======== Information given ========

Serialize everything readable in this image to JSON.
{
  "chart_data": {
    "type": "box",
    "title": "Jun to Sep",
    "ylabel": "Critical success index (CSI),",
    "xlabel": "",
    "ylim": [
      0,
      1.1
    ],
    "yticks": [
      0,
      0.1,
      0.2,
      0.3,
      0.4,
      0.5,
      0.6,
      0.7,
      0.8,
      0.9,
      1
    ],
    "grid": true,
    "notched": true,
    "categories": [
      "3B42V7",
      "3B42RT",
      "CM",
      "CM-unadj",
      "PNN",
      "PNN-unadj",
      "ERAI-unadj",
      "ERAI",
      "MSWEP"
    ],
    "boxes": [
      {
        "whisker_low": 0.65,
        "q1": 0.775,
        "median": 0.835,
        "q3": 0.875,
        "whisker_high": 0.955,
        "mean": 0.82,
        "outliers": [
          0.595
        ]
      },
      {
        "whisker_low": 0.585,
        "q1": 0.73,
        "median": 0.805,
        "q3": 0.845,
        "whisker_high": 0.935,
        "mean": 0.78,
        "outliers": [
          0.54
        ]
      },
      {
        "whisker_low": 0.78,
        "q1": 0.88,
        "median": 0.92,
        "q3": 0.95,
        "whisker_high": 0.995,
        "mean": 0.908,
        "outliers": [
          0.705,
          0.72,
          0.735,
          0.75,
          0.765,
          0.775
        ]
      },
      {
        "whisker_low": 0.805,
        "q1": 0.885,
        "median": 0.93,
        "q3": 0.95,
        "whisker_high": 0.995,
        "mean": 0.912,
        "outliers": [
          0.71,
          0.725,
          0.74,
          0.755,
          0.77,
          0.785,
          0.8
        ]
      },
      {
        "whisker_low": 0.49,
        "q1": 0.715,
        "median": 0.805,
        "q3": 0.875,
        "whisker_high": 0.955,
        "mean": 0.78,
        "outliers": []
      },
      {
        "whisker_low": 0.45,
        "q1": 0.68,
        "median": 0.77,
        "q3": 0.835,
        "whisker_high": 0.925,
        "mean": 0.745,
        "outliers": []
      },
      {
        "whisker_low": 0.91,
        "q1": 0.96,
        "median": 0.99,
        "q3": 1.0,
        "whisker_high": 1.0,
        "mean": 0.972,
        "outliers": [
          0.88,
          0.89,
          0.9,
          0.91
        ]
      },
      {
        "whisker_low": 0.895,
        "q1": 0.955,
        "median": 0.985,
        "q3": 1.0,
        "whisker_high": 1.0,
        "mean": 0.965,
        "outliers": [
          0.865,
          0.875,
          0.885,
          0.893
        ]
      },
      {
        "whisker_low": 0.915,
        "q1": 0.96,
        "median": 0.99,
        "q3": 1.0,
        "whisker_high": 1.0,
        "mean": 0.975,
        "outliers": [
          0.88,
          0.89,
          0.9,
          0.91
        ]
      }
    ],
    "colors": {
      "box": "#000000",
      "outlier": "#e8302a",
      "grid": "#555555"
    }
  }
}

========

### What is expected
Set down every line of the listing above again, exactly as given.

### Result for this task
Serialize everything readable in this image to JSON.
{
  "chart_data": {
    "type": "box",
    "title": "Jun to Sep",
    "ylabel": "Critical success index (CSI),",
    "xlabel": "",
    "ylim": [
      0,
      1.1
    ],
    "yticks": [
      0,
      0.1,
      0.2,
      0.3,
      0.4,
      0.5,
      0.6,
      0.7,
      0.8,
      0.9,
      1
    ],
    "grid": true,
    "notched": true,
    "categories": [
      "3B42V7",
      "3B42RT",
      "CM",
      "CM-unadj",
      "PNN",
      "PNN-unadj",
      "ERAI-unadj",
      "ERAI",
      "MSWEP"
    ],
    "boxes": [
      {
        "whisker_low": 0.65,
        "q1": 0.775,
        "median": 0.835,
        "q3": 0.875,
        "whisker_high": 0.955,
        "mean": 0.82,
        "outliers": [
          0.595
        ]
      },
      {
        "whisker_low": 0.585,
        "q1": 0.73,
        "median": 0.805,
        "q3": 0.845,
        "whisker_high": 0.935,
        "mean": 0.78,
        "outliers": [
          0.54
        ]
      },
      {
        "whisker_low": 0.78,
        "q1": 0.88,
        "median": 0.92,
        "q3": 0.95,
        "whisker_high": 0.995,
        "mean": 0.908,
        "outliers": [
          0.705,
          0.72,
          0.735,
          0.75,
          0.765,
          0.775
        ]
      },
      {
        "whisker_low": 0.805,
        "q1": 0.885,
        "median": 0.93,
        "q3": 0.95,
        "whisker_high": 0.995,
        "mean": 0.912,
        "outliers": [
          0.71,
          0.725,
          0.74,
          0.755,
          0.77,
          0.785,
          0.8
        ]
      },
      {
        "whisker_low": 0.49,
        "q1": 0.715,
        "median": 0.805,
        "q3": 0.875,
        "whisker_high": 0.955,
        "mean": 0.78,
        "outliers": []
      },
      {
        "whisker_low": 0.45,
        "q1": 0.68,
        "median": 0.77,
        "q3": 0.835,
        "whisker_high": 0.925,
        "mean": 0.745,
        "outliers": []
      },
      {
        "whisker_low": 0.91,
        "q1": 0.96,
        "median": 0.99,
        "q3": 1.0,
        "whisker_high": 1.0,
        "mean": 0.972,
        "outliers": [
          0.88,
          0.89,
          0.9,
          0.91
        ]
      },
      {
        "whisker_low": 0.895,
        "q1": 0.955,
        "median": 0.985,
        "q3": 1.0,
        "whisker_high": 1.0,
        "mean": 0.965,
        "outliers": [
          0.865,
          0.875,
          0.885,
          0.893
        ]
      },
      {
        "whisker_low": 0.915,
        "q1": 0.96,
        "median": 0.99,
        "q3": 1.0,
        "whisker_high": 1.0,
        "mean": 0.975,
        "outliers": [
          0.88,
          0.89,
          0.9,
          0.91
        ]
      }
    ],
    "colors": {
      "box": "#000000",
      "outlier": "#e8302a",
      "grid": "#555555"
    }
  }
}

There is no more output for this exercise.